Objective -> Pick out each line in these entries that contains the string "Accepted".

Exercise materials ->
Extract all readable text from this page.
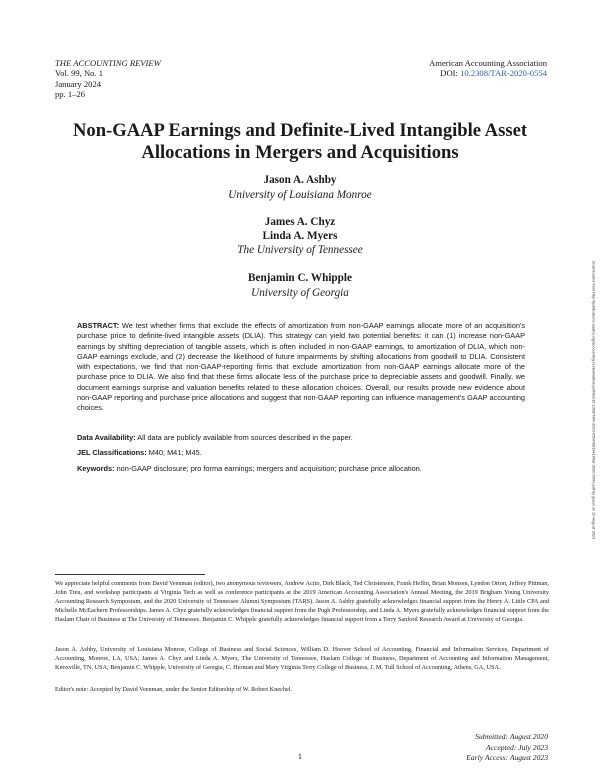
THE ACCOUNTING REVIEW
Vol. 99, No. 1
January 2024
pp. 1–26
American Accounting Association
DOI: 10.2308/TAR-2020-0554
Non-GAAP Earnings and Definite-Lived Intangible Asset
Allocations in Mergers and Acquisitions
Jason A. Ashby
University of Louisiana Monroe
James A. Chyz
Linda A. Myers
The University of Tennessee
Benjamin C. Whipple
University of Georgia

ABSTRACT: We test whether firms that exclude the effects of amortization from non-GAAP earnings allocate more of an acquisition's purchase price to definite-lived intangible assets (DLIA). This strategy can yield two potential benefits: it can (1) increase non-GAAP earnings by shifting depreciation of tangible assets, which is often included in non-GAAP earnings, to amortization of DLIA, which non-GAAP earnings exclude, and (2) decrease the likelihood of future impairments by shifting allocations from goodwill to DLIA. Consistent with expectations, we find that non-GAAP-reporting firms that exclude amortization from non-GAAP earnings allocate more of the purchase price to DLIA. We also find that these firms allocate less of the purchase price to depreciable assets and goodwill. Finally, we document earnings surprise and valuation benefits related to these allocation choices. Overall, our results provide new evidence about non-GAAP reporting and purchase price allocations and suggest that non-GAAP reporting can influence management's GAAP accounting choices.

Data Availability: All data are publicly available from sources described in the paper.
JEL Classifications: M40; M41; M45.
Keywords: non-GAAP disclosure; pro forma earnings; mergers and acquisition; purchase price allocation.

We appreciate helpful comments from David Veenman (editor), two anonymous reviewers, Andrew Acito, Dirk Black, Ted Christensen, Frank Heflin, Brian Monsen, Lyndon Orton, Jeffrey Pittman, John Treu, and workshop participants at Virginia Tech as well as conference participants at the 2019 American Accounting Association's Annual Meeting, the 2019 Brigham Young University Accounting Research Symposium, and the 2020 University of Tennessee Alumni Symposium (TARS). Jason A. Ashby gratefully acknowledges financial support from the Henry A. Little CPA and Michelle McEachern Professorships. James A. Chyz gratefully acknowledges financial support from the Pugh Professorship, and Linda A. Myers gratefully acknowledges financial support from the Haslam Chair of Business at The University of Tennessee. Benjamin C. Whipple gratefully acknowledges financial support from a Terry Sanford Research Award at University of Georgia.

Jason A. Ashby, University of Louisiana Monroe, College of Business and Social Sciences, William D. Hoover School of Accounting, Financial and Information Services, Department of Accounting, Monroe, LA, USA; James A. Chyz and Linda A. Myers, The University of Tennessee, Haslam College of Business, Department of Accounting and Information Management, Knoxville, TN, USA; Benjamin C. Whipple, University of Georgia, C. Herman and Mary Virginia Terry College of Business, J. M. Tull School of Accounting, Athens, GA, USA.

Editor's note: Accepted by David Veenman, under the Senior Editorship of W. Robert Knechel.

Submitted: August 2020
Accepted: July 2023
Early Access: August 2023
1
Downloaded from http://publications.aaahq.org/accounting-review/article-pdf/doi/10.2308/TAR-2020-0554/8919419/tar-2020-0554.pdf by guest on 20 August 2023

Finished answer ->
Editor's note: Accepted by David Veenman, under the Senior Editorship of W. Robert Knechel.
Accepted: July 2023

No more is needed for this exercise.